- _WORK REQUIRED_
In the records below, find each line with the word "المعنى" and copy it.

- _PROVIDED RECORDS_
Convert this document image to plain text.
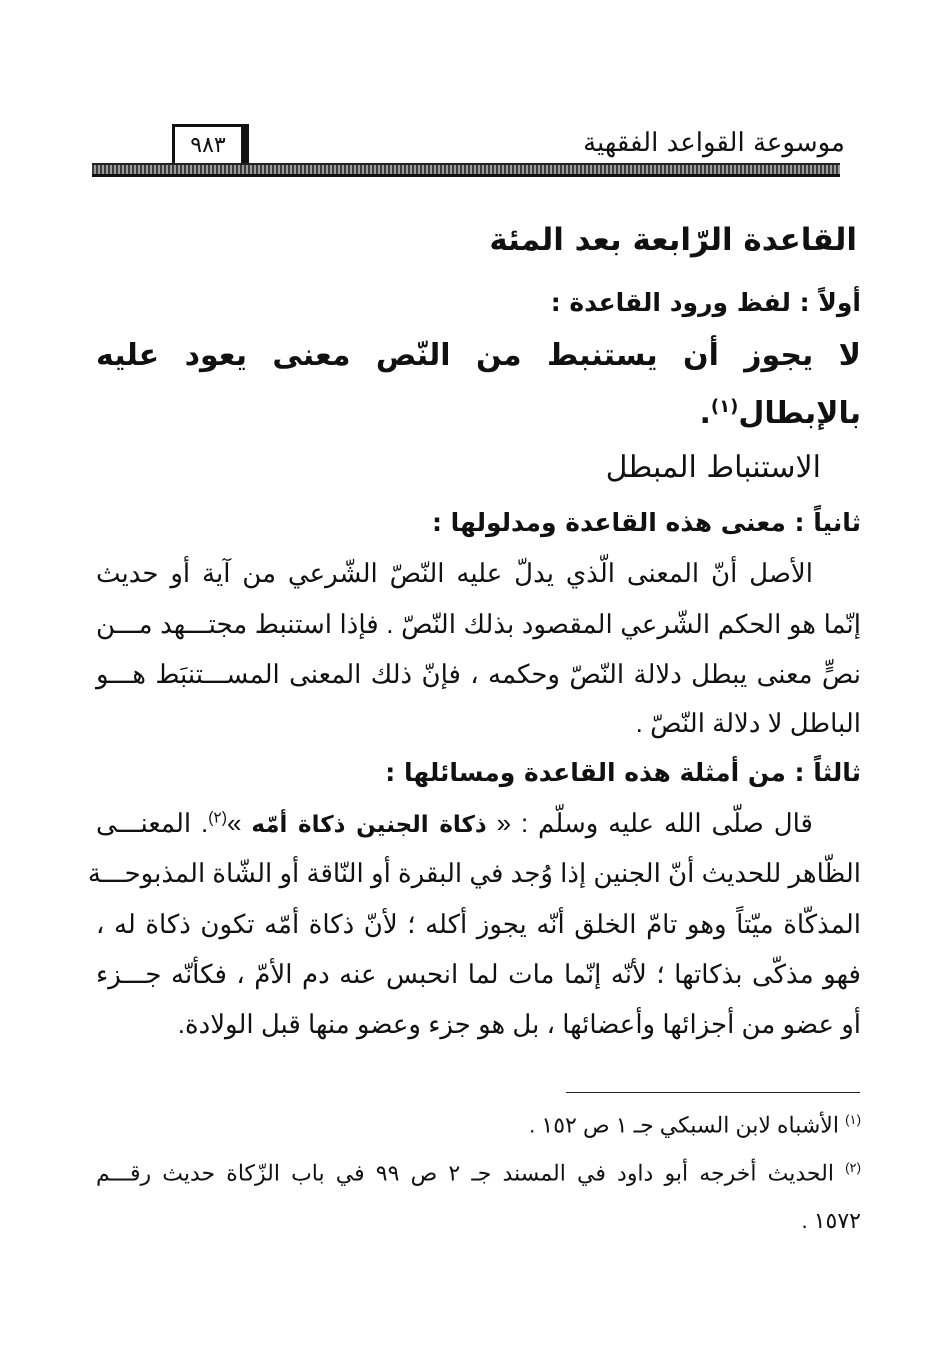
موسوعة القواعد الفقهية
٩٨٣
القاعدة الرّابعة بعد المئة
أولاً : لفظ ورود القاعدة :
لا يجوز أن يستنبط من النّص معنى يعود عليه
بالإبطال$^{(١)}$.
الاستنباط المبطل
ثانياً : معنى هذه القاعدة ومدلولها :
الأصل أنّ المعنى الّذي يدلّ عليه النّصّ الشّرعي من آية أو حديث
إنّما هو الحكم الشّرعي المقصود بذلك النّصّ . فإذا استنبط مجتـــهد مـــن
نصٍّ معنى يبطل دلالة النّصّ وحكمه ، فإنّ ذلك المعنى المســـتنبَط هـــو
الباطل لا دلالة النّصّ .
ثالثاً : من أمثلة هذه القاعدة ومسائلها :
قال صلّى الله عليه وسلّم : « ذكاة الجنين ذكاة أمّه »$^{(٢)}$. المعنـــى
الظّاهر للحديث أنّ الجنين إذا وُجد في البقرة أو النّاقة أو الشّاة المذبوحـــة
المذكّاة ميّتاً وهو تامّ الخلق أنّه يجوز أكله ؛ لأنّ ذكاة أمّه تكون ذكاة له ،
فهو مذكّى بذكاتها ؛ لأنّه إنّما مات لما انحبس عنه دم الأمّ ، فكأنّه جـــزء
أو عضو من أجزائها وأعضائها ، بل هو جزء وعضو منها قبل الولادة.
$^{(١)}$ الأشباه لابن السبكي جـ ١ ص ١٥٢ .
$^{(٢)}$ الحديث أخرجه أبو داود في المسند جـ ٢ ص ٩٩ في باب الزّكاة حديث رقـــم
١٥٧٢ .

- _FINISHED EXERCISE_
الأصل أنّ المعنى الّذي يدلّ عليه النّصّ الشّرعي من آية أو حديث
نصٍّ معنى يبطل دلالة النّصّ وحكمه ، فإنّ ذلك المعنى المســـتنبَط هـــو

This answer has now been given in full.